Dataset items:
"""

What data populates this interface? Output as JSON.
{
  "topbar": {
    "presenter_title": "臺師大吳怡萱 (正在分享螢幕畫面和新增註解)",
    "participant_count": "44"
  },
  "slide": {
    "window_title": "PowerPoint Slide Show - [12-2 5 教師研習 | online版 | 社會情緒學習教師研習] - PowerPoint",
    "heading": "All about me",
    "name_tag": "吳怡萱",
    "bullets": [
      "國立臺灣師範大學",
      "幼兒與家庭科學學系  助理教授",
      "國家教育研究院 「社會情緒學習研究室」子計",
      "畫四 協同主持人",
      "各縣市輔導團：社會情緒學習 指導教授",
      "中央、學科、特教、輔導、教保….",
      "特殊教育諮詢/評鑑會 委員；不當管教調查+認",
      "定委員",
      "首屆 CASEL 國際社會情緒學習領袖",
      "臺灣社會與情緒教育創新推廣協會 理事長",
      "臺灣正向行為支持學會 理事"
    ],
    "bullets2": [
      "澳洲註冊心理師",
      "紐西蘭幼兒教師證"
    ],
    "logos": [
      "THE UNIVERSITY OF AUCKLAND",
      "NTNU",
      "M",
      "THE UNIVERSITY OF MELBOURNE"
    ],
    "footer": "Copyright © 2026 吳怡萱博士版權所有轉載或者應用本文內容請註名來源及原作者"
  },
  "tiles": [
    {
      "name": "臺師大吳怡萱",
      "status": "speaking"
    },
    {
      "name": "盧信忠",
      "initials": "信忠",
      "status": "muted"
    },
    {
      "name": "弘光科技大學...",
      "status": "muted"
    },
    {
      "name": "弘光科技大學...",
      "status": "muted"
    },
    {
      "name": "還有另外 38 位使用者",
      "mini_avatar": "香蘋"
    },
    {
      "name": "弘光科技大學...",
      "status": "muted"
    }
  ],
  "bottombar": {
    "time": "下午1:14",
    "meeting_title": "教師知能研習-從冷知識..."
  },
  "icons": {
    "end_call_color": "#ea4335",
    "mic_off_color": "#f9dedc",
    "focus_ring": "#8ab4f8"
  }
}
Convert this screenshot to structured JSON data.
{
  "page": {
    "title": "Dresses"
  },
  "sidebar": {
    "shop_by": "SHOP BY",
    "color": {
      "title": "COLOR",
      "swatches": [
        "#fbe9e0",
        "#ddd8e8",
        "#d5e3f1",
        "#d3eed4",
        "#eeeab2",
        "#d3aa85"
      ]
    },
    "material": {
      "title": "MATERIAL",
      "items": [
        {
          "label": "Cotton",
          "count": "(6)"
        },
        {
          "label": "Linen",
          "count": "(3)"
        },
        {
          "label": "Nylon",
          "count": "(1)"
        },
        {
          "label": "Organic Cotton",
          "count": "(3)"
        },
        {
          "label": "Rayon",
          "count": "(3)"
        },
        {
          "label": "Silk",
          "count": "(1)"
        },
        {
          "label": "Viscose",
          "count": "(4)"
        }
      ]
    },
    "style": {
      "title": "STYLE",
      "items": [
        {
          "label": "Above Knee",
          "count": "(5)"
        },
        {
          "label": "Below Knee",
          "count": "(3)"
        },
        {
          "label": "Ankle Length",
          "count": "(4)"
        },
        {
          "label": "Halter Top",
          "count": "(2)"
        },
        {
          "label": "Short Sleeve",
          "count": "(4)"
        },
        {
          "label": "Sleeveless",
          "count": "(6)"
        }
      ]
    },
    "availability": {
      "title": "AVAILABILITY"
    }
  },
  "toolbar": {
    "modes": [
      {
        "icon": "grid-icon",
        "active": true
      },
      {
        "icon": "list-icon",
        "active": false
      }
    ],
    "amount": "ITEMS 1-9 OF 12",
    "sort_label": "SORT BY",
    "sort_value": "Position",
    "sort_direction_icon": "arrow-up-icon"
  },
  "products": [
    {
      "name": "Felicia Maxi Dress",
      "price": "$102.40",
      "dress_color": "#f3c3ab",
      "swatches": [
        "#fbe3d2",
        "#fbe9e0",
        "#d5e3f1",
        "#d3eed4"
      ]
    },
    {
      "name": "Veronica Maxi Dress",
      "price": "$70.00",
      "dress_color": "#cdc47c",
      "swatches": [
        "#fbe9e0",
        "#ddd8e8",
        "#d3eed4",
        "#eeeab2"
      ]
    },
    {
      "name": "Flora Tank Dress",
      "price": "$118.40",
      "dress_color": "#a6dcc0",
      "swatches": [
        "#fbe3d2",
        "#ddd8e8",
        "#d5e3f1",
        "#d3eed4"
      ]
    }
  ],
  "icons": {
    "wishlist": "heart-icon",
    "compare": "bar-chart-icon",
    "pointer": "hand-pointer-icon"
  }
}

"""

● **YOUR TASK**: Print the complete listing again, exactly as it stands.

● **THE SOLUTION**:
What data populates this interface? Output as JSON.
{
  "topbar": {
    "presenter_title": "臺師大吳怡萱 (正在分享螢幕畫面和新增註解)",
    "participant_count": "44"
  },
  "slide": {
    "window_title": "PowerPoint Slide Show - [12-2 5 教師研習 | online版 | 社會情緒學習教師研習] - PowerPoint",
    "heading": "All about me",
    "name_tag": "吳怡萱",
    "bullets": [
      "國立臺灣師範大學",
      "幼兒與家庭科學學系  助理教授",
      "國家教育研究院 「社會情緒學習研究室」子計",
      "畫四 協同主持人",
      "各縣市輔導團：社會情緒學習 指導教授",
      "中央、學科、特教、輔導、教保….",
      "特殊教育諮詢/評鑑會 委員；不當管教調查+認",
      "定委員",
      "首屆 CASEL 國際社會情緒學習領袖",
      "臺灣社會與情緒教育創新推廣協會 理事長",
      "臺灣正向行為支持學會 理事"
    ],
    "bullets2": [
      "澳洲註冊心理師",
      "紐西蘭幼兒教師證"
    ],
    "logos": [
      "THE UNIVERSITY OF AUCKLAND",
      "NTNU",
      "M",
      "THE UNIVERSITY OF MELBOURNE"
    ],
    "footer": "Copyright © 2026 吳怡萱博士版權所有轉載或者應用本文內容請註名來源及原作者"
  },
  "tiles": [
    {
      "name": "臺師大吳怡萱",
      "status": "speaking"
    },
    {
      "name": "盧信忠",
      "initials": "信忠",
      "status": "muted"
    },
    {
      "name": "弘光科技大學...",
      "status": "muted"
    },
    {
      "name": "弘光科技大學...",
      "status": "muted"
    },
    {
      "name": "還有另外 38 位使用者",
      "mini_avatar": "香蘋"
    },
    {
      "name": "弘光科技大學...",
      "status": "muted"
    }
  ],
  "bottombar": {
    "time": "下午1:14",
    "meeting_title": "教師知能研習-從冷知識..."
  },
  "icons": {
    "end_call_color": "#ea4335",
    "mic_off_color": "#f9dedc",
    "focus_ring": "#8ab4f8"
  }
}
Convert this screenshot to structured JSON data.
{
  "page": {
    "title": "Dresses"
  },
  "sidebar": {
    "shop_by": "SHOP BY",
    "color": {
      "title": "COLOR",
      "swatches": [
        "#fbe9e0",
        "#ddd8e8",
        "#d5e3f1",
        "#d3eed4",
        "#eeeab2",
        "#d3aa85"
      ]
    },
    "material": {
      "title": "MATERIAL",
      "items": [
        {
          "label": "Cotton",
          "count": "(6)"
        },
        {
          "label": "Linen",
          "count": "(3)"
        },
        {
          "label": "Nylon",
          "count": "(1)"
        },
        {
          "label": "Organic Cotton",
          "count": "(3)"
        },
        {
          "label": "Rayon",
          "count": "(3)"
        },
        {
          "label": "Silk",
          "count": "(1)"
        },
        {
          "label": "Viscose",
          "count": "(4)"
        }
      ]
    },
    "style": {
      "title": "STYLE",
      "items": [
        {
          "label": "Above Knee",
          "count": "(5)"
        },
        {
          "label": "Below Knee",
          "count": "(3)"
        },
        {
          "label": "Ankle Length",
          "count": "(4)"
        },
        {
          "label": "Halter Top",
          "count": "(2)"
        },
        {
          "label": "Short Sleeve",
          "count": "(4)"
        },
        {
          "label": "Sleeveless",
          "count": "(6)"
        }
      ]
    },
    "availability": {
      "title": "AVAILABILITY"
    }
  },
  "toolbar": {
    "modes": [
      {
        "icon": "grid-icon",
        "active": true
      },
      {
        "icon": "list-icon",
        "active": false
      }
    ],
    "amount": "ITEMS 1-9 OF 12",
    "sort_label": "SORT BY",
    "sort_value": "Position",
    "sort_direction_icon": "arrow-up-icon"
  },
  "products": [
    {
      "name": "Felicia Maxi Dress",
      "price": "$102.40",
      "dress_color": "#f3c3ab",
      "swatches": [
        "#fbe3d2",
        "#fbe9e0",
        "#d5e3f1",
        "#d3eed4"
      ]
    },
    {
      "name": "Veronica Maxi Dress",
      "price": "$70.00",
      "dress_color": "#cdc47c",
      "swatches": [
        "#fbe9e0",
        "#ddd8e8",
        "#d3eed4",
        "#eeeab2"
      ]
    },
    {
      "name": "Flora Tank Dress",
      "price": "$118.40",
      "dress_color": "#a6dcc0",
      "swatches": [
        "#fbe3d2",
        "#ddd8e8",
        "#d5e3f1",
        "#d3eed4"
      ]
    }
  ],
  "icons": {
    "wishlist": "heart-icon",
    "compare": "bar-chart-icon",
    "pointer": "hand-pointer-icon"
  }
}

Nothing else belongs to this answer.